GOAL OF THE EXERCISE: Copy the entries below exactly. Images do not belong in the copy.

INPUT DATA:
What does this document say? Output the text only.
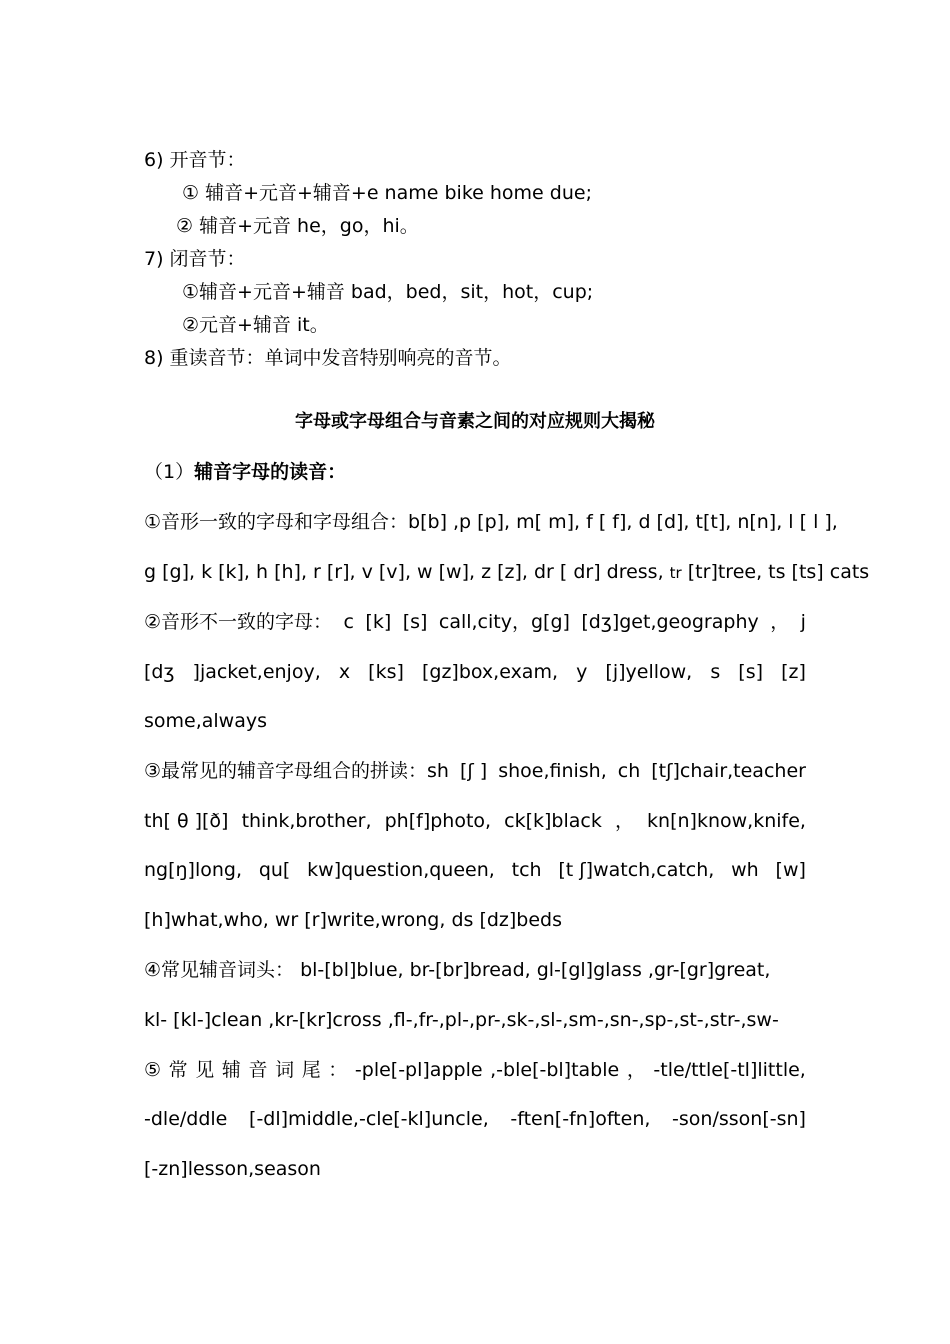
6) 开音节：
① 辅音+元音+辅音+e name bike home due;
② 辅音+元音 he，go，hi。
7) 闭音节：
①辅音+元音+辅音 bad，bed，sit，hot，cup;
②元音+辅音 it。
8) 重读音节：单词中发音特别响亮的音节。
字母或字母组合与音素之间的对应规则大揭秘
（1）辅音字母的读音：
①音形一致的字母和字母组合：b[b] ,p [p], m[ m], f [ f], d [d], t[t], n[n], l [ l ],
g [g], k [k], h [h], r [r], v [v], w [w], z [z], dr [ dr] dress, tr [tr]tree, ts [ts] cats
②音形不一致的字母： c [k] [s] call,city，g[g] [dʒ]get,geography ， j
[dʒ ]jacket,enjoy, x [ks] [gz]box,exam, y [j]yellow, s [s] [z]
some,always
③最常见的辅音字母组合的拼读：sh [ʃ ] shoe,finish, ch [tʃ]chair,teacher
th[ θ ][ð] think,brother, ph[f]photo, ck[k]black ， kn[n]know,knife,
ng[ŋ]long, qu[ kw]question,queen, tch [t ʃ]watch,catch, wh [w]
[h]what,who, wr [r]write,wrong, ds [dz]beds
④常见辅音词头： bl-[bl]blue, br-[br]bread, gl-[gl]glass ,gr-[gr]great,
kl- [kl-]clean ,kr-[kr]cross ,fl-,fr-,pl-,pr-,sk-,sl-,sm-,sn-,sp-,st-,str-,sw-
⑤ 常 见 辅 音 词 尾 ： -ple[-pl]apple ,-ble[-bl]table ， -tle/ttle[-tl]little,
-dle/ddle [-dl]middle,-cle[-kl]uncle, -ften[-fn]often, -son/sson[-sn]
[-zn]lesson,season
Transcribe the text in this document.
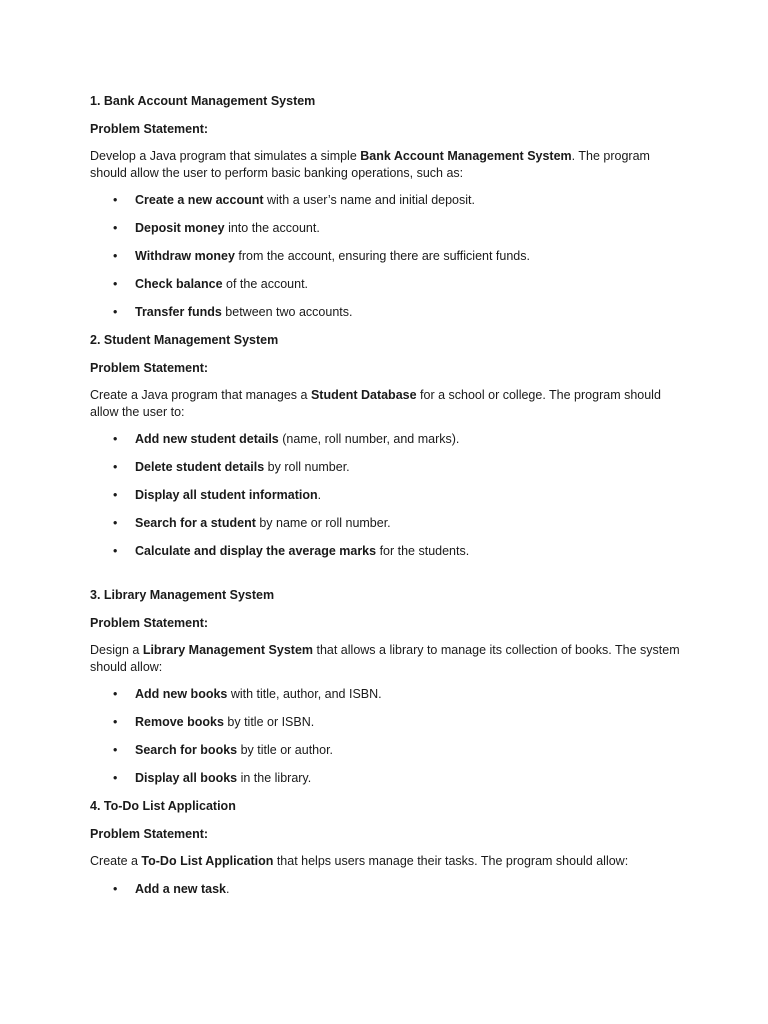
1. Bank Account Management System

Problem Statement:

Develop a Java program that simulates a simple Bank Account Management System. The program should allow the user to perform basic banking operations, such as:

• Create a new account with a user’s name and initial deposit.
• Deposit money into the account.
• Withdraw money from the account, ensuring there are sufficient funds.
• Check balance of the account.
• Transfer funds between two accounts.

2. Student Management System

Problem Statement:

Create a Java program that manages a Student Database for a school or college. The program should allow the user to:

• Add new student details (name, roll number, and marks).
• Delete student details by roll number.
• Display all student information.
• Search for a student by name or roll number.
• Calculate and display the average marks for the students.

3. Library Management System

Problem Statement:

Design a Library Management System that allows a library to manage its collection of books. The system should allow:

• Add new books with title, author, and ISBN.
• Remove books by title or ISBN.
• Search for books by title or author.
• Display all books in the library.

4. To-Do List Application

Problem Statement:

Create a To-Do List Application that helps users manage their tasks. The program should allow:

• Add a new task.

CORRECT ANSWER:
What does this document say? Output the text only.
6) 开音节：
① 辅音+元音+辅音+e name bike home due;
② 辅音+元音 he，go，hi。
7) 闭音节：
①辅音+元音+辅音 bad，bed，sit，hot，cup;
②元音+辅音 it。
8) 重读音节：单词中发音特别响亮的音节。
字母或字母组合与音素之间的对应规则大揭秘
（1）辅音字母的读音：
①音形一致的字母和字母组合：b[b] ,p [p], m[ m], f [ f], d [d], t[t], n[n], l [ l ],
g [g], k [k], h [h], r [r], v [v], w [w], z [z], dr [ dr] dress, tr [tr]tree, ts [ts] cats
②音形不一致的字母： c [k] [s] call,city，g[g] [dʒ]get,geography ， j
[dʒ ]jacket,enjoy, x [ks] [gz]box,exam, y [j]yellow, s [s] [z]
some,always
③最常见的辅音字母组合的拼读：sh [ʃ ] shoe,finish, ch [tʃ]chair,teacher
th[ θ ][ð] think,brother, ph[f]photo, ck[k]black ， kn[n]know,knife,
ng[ŋ]long, qu[ kw]question,queen, tch [t ʃ]watch,catch, wh [w]
[h]what,who, wr [r]write,wrong, ds [dz]beds
④常见辅音词头： bl-[bl]blue, br-[br]bread, gl-[gl]glass ,gr-[gr]great,
kl- [kl-]clean ,kr-[kr]cross ,fl-,fr-,pl-,pr-,sk-,sl-,sm-,sn-,sp-,st-,str-,sw-
⑤ 常 见 辅 音 词 尾 ： -ple[-pl]apple ,-ble[-bl]table ， -tle/ttle[-tl]little,
-dle/ddle [-dl]middle,-cle[-kl]uncle, -ften[-fn]often, -son/sson[-sn]
[-zn]lesson,season
Transcribe the text in this document.
1. Bank Account Management System

Problem Statement:

Develop a Java program that simulates a simple Bank Account Management System. The program should allow the user to perform basic banking operations, such as:

• Create a new account with a user’s name and initial deposit.
• Deposit money into the account.
• Withdraw money from the account, ensuring there are sufficient funds.
• Check balance of the account.
• Transfer funds between two accounts.

2. Student Management System

Problem Statement:

Create a Java program that manages a Student Database for a school or college. The program should allow the user to:

• Add new student details (name, roll number, and marks).
• Delete student details by roll number.
• Display all student information.
• Search for a student by name or roll number.
• Calculate and display the average marks for the students.

3. Library Management System

Problem Statement:

Design a Library Management System that allows a library to manage its collection of books. The system should allow:

• Add new books with title, author, and ISBN.
• Remove books by title or ISBN.
• Search for books by title or author.
• Display all books in the library.

4. To-Do List Application

Problem Statement:

Create a To-Do List Application that helps users manage their tasks. The program should allow:

• Add a new task.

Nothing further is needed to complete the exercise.